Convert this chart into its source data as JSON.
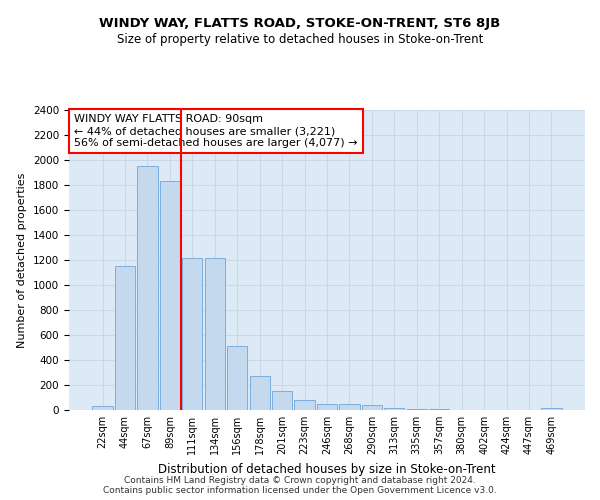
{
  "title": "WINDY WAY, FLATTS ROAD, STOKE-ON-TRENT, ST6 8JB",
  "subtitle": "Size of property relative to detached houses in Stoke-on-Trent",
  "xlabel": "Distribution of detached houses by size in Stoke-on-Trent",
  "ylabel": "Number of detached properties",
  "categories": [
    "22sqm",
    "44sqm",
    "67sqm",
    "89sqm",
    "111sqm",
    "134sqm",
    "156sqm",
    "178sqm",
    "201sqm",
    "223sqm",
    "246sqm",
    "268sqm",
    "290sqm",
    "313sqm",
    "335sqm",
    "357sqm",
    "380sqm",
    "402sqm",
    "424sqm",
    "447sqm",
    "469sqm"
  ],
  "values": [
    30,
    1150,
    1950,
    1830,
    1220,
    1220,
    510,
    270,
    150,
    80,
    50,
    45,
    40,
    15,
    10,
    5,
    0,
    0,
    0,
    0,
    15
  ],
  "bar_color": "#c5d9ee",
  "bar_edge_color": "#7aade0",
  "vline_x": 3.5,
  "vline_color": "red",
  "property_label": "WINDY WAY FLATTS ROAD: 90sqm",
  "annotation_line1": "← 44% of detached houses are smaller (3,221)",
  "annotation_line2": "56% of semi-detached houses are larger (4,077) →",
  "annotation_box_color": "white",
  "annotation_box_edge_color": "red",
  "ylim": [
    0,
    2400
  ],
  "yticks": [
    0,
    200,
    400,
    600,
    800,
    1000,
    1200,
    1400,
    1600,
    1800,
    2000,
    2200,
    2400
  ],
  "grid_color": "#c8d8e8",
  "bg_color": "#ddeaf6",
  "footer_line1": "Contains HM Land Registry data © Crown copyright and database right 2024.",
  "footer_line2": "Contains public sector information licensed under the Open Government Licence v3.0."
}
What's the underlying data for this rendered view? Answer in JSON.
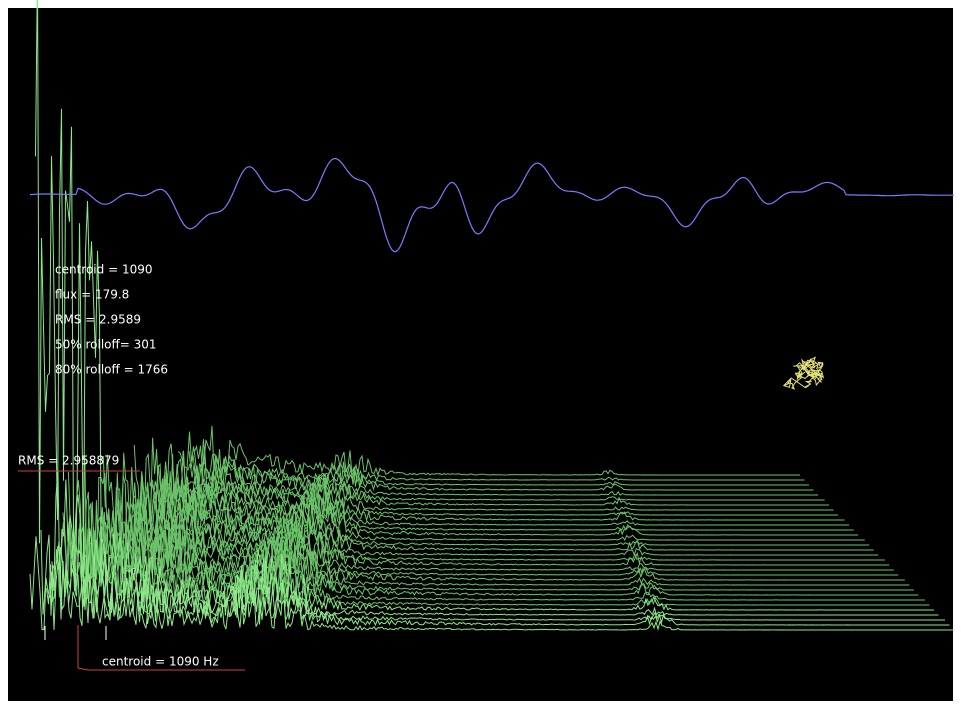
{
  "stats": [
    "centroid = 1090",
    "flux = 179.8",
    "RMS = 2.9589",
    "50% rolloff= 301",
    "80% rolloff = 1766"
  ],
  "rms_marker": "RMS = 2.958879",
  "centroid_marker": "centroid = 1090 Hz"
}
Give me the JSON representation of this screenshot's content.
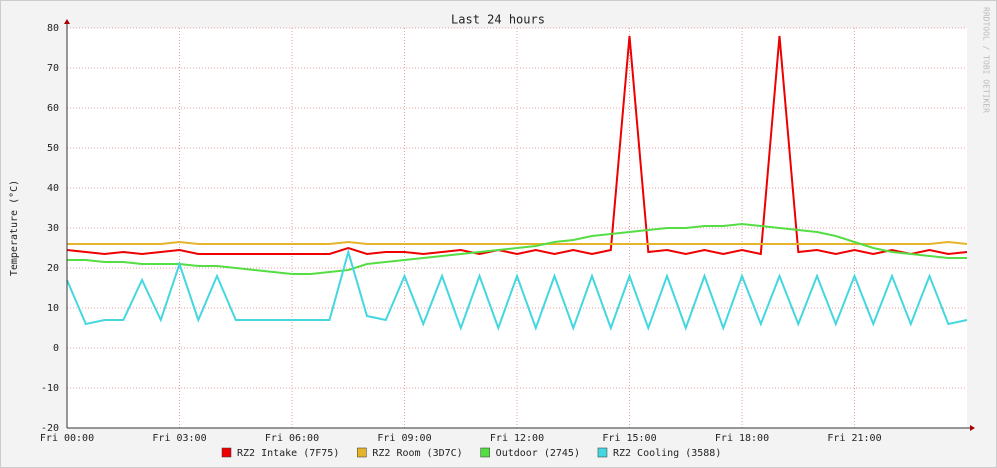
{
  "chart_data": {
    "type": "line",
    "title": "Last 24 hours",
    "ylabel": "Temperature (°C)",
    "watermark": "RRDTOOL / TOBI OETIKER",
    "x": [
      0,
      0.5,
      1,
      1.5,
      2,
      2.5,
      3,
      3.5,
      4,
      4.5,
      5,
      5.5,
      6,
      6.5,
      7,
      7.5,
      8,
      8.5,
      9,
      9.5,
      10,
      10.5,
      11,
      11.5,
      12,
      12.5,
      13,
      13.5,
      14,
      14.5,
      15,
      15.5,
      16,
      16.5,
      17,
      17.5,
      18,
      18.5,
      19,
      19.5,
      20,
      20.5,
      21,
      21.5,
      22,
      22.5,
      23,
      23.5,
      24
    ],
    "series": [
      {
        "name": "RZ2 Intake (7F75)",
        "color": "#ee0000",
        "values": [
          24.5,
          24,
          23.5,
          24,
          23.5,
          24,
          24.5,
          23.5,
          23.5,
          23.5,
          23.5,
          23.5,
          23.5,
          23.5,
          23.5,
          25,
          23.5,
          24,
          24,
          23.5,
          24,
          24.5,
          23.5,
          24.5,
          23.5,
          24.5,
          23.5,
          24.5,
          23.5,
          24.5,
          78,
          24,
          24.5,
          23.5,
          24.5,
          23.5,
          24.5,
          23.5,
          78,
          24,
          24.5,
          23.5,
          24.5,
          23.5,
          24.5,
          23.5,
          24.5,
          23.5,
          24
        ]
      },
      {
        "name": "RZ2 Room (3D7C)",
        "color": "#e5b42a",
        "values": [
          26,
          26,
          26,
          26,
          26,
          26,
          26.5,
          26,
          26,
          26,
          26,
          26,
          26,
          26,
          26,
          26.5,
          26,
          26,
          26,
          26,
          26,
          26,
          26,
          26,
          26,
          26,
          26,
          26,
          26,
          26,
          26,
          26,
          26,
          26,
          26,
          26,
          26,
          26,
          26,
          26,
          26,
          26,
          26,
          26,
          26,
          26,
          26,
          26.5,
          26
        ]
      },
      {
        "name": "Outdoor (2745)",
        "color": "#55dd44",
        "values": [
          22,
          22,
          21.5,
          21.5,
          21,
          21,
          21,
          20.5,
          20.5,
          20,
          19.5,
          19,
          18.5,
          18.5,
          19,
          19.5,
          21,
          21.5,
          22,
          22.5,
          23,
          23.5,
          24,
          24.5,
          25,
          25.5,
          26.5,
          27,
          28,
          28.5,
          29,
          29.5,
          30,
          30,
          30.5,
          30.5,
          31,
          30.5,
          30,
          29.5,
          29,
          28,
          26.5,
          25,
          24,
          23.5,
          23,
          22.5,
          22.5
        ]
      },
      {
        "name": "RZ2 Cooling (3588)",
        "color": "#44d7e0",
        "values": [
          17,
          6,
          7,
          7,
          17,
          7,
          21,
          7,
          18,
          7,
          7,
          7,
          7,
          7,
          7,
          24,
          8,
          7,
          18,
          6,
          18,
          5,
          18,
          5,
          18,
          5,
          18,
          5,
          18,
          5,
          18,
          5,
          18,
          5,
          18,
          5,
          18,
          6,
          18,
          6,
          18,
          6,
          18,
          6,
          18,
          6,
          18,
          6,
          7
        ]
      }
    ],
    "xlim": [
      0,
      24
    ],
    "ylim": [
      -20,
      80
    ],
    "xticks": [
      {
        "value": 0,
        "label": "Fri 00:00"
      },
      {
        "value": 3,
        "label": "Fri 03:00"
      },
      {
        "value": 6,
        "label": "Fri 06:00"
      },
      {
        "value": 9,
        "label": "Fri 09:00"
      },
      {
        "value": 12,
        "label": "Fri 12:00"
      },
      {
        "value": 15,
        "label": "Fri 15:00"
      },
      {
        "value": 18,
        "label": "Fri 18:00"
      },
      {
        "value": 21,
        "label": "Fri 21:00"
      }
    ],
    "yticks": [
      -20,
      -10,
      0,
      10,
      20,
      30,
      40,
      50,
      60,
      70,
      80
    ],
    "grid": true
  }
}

### [Task statement]
Where a line of the records above holds the word "JSON", copy that line.

### [Completed exercise]
Convert this chart into its source data as JSON.
What's the underlying data for this rendered view? Answer in JSON.
Give me the JSON representation of this screenshot's content.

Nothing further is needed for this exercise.